Set exercise: Check every line below for the string "author", and copy the lines that contain it.

'''

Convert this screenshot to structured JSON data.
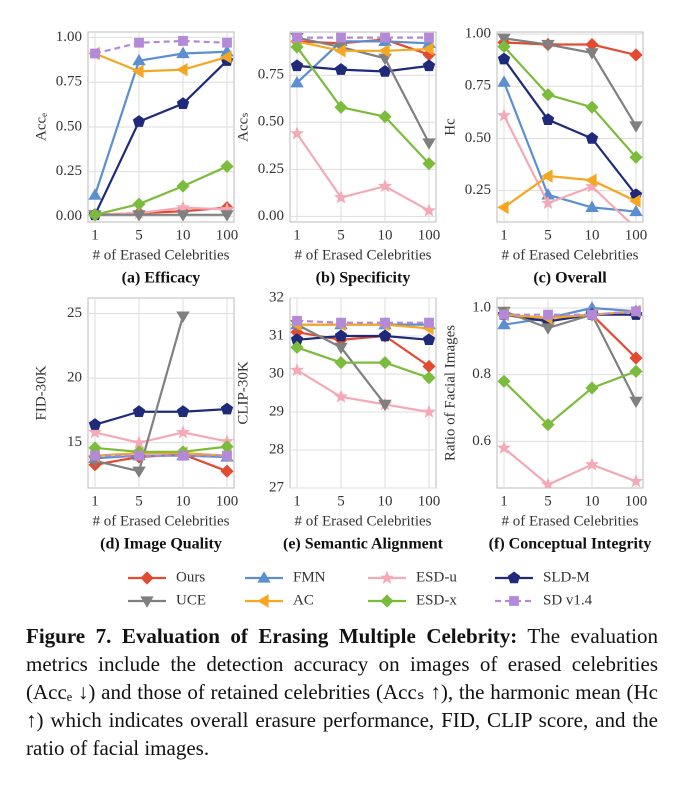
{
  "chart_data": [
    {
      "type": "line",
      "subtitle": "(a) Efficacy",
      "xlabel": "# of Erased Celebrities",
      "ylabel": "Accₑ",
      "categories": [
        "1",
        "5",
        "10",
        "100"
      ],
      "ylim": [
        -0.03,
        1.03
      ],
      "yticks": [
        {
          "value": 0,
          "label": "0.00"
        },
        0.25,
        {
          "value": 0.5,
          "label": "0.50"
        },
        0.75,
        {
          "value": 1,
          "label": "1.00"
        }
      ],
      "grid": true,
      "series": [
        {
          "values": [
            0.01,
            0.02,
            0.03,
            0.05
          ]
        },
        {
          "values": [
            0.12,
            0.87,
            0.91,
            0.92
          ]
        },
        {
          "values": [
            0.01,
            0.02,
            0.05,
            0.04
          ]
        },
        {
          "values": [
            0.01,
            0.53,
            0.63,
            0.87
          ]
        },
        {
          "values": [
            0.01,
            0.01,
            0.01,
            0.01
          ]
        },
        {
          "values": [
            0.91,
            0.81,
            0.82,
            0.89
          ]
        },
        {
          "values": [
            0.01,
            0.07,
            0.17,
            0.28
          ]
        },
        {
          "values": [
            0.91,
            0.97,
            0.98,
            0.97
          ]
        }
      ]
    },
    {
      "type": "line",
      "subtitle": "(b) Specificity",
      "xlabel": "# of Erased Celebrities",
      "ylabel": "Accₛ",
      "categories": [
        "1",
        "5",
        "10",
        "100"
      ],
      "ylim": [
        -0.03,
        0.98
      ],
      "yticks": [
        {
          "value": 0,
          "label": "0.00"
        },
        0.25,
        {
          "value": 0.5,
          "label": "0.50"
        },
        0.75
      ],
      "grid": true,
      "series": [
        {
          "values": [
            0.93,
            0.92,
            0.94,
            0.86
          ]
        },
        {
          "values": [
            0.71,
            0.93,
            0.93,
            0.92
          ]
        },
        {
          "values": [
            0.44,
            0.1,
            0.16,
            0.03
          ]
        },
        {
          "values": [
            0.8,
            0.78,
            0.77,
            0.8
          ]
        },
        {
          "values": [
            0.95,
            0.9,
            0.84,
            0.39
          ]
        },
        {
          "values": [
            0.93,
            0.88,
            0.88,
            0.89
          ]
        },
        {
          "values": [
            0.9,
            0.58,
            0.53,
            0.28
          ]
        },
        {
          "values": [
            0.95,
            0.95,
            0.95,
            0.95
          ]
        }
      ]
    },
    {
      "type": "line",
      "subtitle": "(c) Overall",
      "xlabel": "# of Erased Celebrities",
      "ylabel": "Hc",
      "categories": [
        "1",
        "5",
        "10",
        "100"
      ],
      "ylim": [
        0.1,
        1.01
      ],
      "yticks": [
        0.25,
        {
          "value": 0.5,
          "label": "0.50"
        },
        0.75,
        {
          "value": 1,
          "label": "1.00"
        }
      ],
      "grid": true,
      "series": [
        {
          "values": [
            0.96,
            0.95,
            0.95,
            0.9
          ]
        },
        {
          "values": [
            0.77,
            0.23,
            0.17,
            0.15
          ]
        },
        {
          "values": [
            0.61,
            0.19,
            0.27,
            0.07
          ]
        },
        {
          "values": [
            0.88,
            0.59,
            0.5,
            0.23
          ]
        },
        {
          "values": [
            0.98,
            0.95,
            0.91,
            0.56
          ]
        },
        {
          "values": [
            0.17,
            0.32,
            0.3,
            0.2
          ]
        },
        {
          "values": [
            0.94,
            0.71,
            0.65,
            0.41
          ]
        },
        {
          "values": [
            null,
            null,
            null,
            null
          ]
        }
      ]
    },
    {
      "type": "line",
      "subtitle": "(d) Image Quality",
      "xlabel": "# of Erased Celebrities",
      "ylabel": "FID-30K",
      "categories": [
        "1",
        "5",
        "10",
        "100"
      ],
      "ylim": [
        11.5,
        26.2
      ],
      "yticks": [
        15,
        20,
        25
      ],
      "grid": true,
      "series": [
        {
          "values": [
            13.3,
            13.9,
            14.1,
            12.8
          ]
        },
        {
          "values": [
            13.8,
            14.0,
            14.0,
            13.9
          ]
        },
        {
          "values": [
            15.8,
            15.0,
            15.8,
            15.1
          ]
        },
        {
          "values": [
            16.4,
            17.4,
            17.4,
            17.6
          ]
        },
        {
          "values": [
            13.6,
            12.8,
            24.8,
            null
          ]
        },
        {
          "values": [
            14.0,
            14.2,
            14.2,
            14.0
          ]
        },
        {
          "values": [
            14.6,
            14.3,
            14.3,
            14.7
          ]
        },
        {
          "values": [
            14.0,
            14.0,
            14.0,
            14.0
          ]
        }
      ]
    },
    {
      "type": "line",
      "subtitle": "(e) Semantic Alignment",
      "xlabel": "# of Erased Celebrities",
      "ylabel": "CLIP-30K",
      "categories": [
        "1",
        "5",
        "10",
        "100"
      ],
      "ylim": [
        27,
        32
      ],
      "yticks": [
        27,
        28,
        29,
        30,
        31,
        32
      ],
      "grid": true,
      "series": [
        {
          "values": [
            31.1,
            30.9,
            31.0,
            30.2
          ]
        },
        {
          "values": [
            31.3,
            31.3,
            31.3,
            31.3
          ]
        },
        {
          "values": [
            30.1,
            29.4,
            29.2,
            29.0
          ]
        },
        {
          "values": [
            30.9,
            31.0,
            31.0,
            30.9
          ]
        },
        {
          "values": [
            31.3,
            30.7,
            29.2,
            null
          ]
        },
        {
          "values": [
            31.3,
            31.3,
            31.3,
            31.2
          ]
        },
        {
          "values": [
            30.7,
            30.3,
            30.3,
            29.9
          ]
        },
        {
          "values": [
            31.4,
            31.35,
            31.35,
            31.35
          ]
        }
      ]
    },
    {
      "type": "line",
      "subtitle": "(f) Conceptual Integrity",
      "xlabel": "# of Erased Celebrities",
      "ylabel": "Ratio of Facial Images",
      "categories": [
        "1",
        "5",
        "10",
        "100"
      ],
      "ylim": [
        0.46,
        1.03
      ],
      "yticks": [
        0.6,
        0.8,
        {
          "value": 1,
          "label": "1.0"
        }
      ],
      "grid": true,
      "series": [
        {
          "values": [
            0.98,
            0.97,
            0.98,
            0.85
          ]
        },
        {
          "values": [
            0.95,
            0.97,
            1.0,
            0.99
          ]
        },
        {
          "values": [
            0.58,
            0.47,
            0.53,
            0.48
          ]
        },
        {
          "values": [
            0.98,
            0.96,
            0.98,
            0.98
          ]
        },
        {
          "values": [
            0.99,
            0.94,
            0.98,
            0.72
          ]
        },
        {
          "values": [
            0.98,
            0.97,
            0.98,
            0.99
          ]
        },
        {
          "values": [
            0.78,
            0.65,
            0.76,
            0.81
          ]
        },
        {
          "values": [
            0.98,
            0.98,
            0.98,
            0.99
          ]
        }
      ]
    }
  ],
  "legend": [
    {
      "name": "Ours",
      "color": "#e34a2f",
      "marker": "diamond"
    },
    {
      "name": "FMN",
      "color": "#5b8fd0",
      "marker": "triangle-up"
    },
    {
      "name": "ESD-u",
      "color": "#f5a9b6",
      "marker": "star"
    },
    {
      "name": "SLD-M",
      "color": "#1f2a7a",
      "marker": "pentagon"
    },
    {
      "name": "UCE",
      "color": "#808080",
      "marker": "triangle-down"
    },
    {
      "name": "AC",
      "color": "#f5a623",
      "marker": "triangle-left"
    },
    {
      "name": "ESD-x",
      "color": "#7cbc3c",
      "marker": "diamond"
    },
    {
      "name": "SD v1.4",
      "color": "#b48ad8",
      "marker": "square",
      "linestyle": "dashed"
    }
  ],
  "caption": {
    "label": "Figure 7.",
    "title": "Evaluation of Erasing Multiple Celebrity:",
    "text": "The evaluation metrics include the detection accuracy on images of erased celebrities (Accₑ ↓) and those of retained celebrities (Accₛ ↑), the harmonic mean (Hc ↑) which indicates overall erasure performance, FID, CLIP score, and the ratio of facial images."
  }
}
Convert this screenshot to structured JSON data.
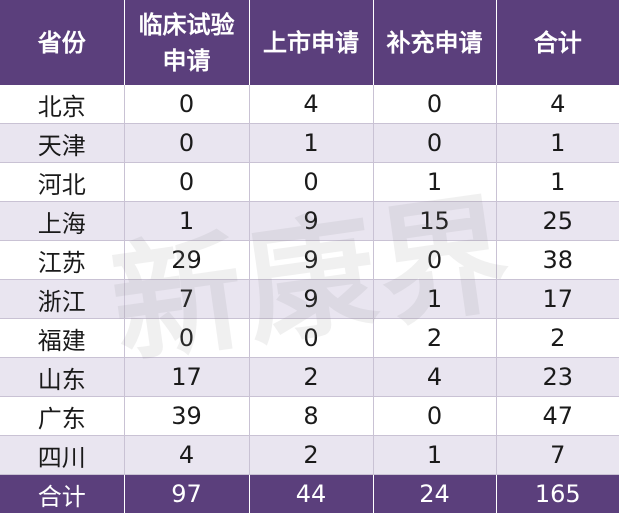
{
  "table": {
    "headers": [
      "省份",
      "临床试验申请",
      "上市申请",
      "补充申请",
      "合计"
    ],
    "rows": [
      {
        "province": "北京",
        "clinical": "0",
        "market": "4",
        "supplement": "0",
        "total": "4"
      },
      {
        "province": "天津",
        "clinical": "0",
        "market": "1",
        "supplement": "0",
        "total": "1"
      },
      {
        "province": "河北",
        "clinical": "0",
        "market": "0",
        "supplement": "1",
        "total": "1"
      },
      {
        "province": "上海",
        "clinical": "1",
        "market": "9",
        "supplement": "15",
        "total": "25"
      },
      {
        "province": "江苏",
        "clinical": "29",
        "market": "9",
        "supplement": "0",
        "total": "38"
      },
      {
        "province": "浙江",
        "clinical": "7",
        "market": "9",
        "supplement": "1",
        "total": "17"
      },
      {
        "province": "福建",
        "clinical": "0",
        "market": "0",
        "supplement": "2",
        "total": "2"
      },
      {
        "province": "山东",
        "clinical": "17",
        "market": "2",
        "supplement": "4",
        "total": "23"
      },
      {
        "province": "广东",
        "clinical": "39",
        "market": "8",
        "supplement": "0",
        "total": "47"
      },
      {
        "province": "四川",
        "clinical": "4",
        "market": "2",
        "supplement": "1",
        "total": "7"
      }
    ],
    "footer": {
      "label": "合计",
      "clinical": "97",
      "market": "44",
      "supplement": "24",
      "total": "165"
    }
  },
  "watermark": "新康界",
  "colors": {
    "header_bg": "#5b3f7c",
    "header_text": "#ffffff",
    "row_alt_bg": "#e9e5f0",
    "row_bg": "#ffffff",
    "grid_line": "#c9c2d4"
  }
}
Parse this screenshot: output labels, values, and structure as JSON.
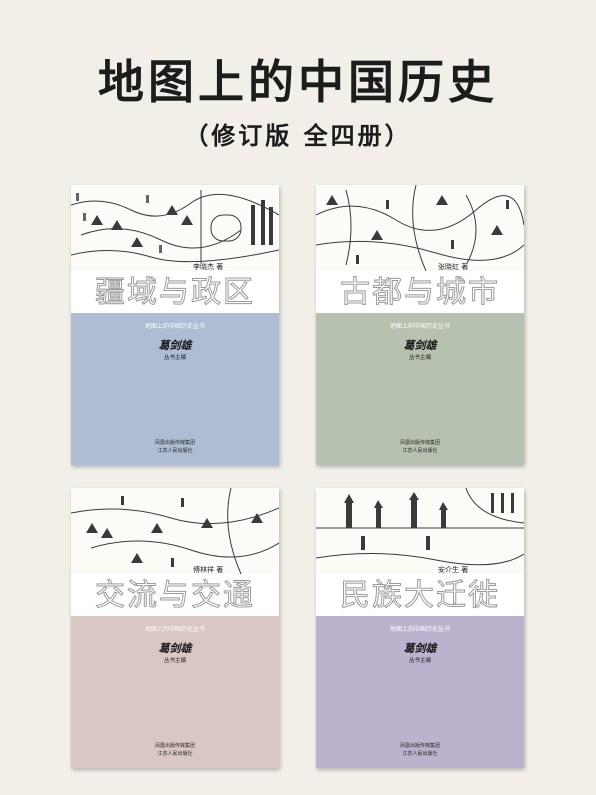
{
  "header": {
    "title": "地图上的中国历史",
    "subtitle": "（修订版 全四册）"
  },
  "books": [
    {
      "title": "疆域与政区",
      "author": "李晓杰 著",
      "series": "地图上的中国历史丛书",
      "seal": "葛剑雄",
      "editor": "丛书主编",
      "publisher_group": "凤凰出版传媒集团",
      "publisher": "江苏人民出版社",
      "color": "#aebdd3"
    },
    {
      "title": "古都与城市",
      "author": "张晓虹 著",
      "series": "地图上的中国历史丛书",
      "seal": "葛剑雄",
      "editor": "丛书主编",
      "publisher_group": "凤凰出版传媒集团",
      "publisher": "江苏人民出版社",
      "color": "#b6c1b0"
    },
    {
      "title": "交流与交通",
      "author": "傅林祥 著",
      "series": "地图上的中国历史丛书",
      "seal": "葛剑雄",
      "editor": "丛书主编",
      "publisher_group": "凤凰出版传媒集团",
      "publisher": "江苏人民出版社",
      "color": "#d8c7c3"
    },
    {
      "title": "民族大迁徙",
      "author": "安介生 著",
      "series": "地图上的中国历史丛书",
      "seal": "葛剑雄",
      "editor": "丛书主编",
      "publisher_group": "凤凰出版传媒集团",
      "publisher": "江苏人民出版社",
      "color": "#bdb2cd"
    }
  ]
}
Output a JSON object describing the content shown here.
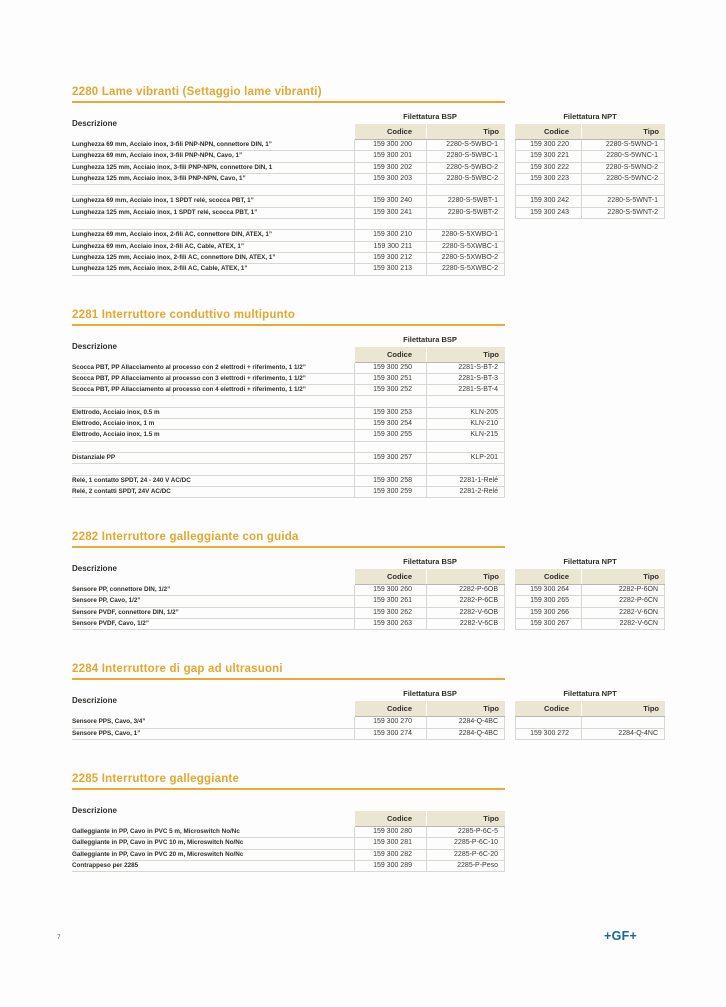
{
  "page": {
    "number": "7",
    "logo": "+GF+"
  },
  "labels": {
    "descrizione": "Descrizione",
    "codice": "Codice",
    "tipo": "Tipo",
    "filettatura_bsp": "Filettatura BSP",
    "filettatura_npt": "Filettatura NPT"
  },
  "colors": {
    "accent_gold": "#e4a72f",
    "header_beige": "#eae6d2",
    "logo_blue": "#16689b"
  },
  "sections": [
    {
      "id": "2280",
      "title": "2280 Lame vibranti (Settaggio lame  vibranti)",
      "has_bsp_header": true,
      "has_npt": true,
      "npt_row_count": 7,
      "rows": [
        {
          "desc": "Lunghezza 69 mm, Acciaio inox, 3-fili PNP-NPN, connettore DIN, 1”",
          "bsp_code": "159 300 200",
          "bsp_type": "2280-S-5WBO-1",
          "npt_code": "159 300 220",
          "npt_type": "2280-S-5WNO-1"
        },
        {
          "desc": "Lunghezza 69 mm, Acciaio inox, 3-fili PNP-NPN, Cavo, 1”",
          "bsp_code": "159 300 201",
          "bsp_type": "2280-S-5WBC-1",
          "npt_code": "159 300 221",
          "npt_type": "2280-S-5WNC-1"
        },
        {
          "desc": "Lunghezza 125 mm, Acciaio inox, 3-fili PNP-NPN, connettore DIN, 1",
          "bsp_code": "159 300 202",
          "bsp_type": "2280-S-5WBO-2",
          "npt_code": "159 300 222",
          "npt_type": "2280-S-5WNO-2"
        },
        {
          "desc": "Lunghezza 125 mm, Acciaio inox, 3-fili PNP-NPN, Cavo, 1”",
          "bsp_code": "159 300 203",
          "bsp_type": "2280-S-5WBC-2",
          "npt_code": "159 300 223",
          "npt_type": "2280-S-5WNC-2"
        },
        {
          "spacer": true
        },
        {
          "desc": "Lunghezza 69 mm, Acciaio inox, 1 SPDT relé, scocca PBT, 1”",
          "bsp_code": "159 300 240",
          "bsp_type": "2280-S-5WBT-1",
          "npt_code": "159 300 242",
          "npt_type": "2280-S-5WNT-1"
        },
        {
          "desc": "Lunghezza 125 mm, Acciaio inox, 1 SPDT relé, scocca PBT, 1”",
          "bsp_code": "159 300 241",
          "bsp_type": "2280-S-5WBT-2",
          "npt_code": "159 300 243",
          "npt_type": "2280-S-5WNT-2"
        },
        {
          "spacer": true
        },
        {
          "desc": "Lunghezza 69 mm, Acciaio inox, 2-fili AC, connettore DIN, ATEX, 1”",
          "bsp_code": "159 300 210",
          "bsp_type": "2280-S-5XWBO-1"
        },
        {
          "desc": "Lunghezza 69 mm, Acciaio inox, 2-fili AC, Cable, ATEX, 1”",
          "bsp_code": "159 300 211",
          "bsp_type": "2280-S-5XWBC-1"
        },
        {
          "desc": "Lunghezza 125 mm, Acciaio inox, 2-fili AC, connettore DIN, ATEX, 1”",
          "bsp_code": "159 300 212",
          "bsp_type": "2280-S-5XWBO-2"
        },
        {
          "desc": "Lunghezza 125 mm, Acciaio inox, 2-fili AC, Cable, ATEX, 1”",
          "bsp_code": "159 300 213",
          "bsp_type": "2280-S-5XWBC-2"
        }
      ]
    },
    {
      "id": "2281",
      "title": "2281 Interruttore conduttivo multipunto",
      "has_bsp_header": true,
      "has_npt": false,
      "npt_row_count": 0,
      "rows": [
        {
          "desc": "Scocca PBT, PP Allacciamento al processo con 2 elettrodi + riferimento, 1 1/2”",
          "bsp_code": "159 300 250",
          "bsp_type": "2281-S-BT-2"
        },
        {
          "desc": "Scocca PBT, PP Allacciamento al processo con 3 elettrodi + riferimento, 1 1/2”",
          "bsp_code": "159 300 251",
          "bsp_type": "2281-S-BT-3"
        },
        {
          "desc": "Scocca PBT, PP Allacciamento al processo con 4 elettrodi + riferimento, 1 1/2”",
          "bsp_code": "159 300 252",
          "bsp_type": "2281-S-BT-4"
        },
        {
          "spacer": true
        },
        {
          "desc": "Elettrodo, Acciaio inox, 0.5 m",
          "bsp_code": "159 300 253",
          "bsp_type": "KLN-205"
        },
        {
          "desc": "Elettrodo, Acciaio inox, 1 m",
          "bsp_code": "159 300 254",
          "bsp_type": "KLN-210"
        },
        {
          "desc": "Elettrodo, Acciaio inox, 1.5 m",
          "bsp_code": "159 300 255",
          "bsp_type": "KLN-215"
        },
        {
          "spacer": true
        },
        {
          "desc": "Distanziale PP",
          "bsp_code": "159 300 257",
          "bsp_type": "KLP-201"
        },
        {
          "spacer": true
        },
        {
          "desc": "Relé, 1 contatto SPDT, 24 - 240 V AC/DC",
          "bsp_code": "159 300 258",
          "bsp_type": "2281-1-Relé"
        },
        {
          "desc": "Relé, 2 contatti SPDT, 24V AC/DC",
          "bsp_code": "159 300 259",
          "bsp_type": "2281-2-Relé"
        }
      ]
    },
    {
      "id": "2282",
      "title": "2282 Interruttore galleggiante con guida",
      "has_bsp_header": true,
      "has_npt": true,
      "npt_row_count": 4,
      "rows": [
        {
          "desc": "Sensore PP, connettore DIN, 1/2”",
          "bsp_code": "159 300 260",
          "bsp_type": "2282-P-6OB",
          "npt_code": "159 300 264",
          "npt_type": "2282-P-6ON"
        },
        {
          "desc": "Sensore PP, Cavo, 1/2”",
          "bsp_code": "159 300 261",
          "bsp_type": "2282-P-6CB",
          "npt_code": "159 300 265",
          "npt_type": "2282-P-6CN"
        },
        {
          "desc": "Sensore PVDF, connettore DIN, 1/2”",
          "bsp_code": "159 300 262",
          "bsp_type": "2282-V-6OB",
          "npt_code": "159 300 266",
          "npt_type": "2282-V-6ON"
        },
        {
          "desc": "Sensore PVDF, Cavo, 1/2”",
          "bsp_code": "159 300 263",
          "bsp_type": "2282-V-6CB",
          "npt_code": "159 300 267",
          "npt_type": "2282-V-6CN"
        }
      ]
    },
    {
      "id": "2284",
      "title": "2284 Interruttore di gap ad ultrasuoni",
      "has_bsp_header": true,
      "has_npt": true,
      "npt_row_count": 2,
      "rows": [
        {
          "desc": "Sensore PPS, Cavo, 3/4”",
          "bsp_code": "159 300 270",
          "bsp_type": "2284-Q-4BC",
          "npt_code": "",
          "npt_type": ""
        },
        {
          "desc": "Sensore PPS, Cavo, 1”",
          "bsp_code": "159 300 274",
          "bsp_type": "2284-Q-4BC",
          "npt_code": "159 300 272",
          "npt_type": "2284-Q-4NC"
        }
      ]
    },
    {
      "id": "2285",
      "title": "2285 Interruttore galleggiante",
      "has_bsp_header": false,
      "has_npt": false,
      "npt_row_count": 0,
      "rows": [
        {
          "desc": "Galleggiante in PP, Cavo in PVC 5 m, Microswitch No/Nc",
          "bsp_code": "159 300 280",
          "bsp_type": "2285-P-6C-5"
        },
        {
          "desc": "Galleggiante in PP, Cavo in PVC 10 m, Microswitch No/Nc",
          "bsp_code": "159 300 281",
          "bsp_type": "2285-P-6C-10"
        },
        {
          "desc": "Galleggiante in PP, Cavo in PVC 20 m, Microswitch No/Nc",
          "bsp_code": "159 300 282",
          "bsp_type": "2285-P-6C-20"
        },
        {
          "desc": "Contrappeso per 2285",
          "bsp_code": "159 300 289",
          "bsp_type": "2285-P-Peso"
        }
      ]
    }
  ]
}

'''

Task result:
      "author": "李晓杰 著",
      "author": "张晓虹 著",
      "author": "傅林祥 著",
      "author": "安介生 著",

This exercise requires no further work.